▸ REQUEST
Say how many lines include the word "ジェンダー平等". Reply with nothing but the number.

▸ EXTRACTED ENTRIES
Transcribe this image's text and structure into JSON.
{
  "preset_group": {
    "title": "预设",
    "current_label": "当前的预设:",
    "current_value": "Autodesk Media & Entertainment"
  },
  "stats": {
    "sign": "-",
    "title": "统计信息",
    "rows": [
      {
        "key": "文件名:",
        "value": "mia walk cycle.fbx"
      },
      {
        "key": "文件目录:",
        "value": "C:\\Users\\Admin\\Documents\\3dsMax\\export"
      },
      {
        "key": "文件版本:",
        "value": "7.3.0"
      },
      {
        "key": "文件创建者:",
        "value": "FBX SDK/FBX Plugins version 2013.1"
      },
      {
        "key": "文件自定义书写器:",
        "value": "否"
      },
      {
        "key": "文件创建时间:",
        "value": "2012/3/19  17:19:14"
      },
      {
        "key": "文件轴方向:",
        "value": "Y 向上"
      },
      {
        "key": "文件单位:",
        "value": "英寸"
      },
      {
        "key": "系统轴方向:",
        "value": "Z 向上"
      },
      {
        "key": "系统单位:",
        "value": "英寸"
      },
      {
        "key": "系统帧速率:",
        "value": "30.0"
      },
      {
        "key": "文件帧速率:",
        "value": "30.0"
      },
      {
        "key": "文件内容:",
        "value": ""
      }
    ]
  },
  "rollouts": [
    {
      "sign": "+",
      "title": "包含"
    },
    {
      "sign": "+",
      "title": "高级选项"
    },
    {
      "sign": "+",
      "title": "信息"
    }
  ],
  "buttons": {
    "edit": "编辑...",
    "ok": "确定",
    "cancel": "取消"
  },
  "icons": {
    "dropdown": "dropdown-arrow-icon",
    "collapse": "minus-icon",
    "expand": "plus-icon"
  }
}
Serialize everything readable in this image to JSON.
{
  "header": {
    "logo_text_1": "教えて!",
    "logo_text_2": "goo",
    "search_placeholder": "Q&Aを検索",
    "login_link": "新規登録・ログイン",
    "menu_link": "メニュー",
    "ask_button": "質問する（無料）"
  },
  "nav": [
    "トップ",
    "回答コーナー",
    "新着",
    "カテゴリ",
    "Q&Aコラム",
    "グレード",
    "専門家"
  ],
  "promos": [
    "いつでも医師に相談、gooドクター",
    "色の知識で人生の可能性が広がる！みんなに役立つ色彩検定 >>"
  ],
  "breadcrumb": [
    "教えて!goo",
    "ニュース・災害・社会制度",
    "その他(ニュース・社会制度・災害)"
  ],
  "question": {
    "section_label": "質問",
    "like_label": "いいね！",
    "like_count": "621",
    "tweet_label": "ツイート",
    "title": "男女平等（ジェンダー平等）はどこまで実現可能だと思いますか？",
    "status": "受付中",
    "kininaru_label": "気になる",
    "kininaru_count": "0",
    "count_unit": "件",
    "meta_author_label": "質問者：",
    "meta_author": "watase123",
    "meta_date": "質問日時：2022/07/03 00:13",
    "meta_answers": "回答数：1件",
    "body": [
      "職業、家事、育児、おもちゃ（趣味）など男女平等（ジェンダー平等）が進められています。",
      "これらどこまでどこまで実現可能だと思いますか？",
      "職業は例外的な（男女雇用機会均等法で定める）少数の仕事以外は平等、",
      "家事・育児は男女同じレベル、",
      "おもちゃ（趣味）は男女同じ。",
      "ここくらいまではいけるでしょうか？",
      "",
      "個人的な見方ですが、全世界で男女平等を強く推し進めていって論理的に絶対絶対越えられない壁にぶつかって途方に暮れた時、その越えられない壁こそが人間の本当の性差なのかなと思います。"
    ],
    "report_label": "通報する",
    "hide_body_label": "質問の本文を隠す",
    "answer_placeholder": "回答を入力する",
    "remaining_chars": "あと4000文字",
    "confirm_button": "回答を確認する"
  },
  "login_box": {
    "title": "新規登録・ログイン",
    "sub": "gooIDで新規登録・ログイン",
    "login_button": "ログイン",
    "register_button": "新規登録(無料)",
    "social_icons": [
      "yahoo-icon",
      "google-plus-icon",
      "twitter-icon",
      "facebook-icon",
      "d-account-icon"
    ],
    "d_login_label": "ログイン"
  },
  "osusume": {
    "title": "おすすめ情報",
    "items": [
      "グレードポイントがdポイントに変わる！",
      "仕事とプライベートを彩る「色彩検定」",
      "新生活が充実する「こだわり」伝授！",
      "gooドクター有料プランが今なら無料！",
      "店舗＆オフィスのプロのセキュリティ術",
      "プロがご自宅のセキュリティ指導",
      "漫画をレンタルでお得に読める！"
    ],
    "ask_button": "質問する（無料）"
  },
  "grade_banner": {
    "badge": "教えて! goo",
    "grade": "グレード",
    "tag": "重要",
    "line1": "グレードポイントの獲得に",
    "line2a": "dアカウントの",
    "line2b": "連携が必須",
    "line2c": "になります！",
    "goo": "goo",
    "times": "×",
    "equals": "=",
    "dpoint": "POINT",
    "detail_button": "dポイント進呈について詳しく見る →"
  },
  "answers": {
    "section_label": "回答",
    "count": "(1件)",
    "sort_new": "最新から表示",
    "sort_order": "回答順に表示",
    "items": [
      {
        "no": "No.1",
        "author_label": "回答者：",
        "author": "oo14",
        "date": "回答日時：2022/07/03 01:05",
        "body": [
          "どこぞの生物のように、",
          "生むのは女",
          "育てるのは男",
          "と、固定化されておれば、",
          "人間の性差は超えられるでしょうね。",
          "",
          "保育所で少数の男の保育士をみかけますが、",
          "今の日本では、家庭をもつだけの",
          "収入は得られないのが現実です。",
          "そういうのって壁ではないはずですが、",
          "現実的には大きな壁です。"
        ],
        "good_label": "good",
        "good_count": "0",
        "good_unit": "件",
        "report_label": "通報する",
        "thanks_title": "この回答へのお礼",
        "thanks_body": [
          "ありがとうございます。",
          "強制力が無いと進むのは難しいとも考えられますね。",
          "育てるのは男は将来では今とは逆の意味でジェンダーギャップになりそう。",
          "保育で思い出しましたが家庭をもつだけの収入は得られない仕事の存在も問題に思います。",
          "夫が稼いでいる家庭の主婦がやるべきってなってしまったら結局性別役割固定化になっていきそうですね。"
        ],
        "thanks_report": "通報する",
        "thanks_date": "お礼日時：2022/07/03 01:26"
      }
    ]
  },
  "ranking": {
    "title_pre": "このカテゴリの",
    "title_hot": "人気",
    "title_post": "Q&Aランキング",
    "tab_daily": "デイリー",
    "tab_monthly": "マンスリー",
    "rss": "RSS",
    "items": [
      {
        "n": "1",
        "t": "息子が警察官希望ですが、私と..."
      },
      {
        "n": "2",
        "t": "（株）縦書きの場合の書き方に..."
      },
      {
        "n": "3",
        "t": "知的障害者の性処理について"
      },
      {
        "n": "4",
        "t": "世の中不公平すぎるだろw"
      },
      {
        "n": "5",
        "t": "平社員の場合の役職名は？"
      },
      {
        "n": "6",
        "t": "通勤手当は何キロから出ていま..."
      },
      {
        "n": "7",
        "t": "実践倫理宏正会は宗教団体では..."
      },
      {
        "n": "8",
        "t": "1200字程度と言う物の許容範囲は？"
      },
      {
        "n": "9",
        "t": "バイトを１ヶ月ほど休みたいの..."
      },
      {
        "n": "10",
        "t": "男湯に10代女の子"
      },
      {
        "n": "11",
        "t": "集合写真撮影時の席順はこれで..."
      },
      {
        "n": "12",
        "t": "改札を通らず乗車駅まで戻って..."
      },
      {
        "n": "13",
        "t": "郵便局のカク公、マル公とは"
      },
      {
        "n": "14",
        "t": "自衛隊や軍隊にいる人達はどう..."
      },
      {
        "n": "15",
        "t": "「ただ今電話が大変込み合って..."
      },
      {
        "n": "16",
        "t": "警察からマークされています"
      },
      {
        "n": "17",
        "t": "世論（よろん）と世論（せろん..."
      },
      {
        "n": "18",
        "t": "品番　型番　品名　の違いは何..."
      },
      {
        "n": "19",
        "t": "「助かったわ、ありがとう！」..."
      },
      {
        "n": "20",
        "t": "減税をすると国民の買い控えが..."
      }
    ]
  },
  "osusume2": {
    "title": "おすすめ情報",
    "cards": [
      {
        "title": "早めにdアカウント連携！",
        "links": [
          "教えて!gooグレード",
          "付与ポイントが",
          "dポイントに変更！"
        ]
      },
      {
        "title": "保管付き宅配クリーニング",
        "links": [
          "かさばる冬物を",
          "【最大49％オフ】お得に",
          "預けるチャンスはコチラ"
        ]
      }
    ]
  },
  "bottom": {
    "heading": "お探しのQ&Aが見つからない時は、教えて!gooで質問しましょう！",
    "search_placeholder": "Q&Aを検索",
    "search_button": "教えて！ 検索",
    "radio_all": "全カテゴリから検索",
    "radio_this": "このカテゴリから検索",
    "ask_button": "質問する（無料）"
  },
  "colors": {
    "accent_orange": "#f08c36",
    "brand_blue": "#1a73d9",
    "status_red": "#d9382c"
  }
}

▸ RESULT BELOW
2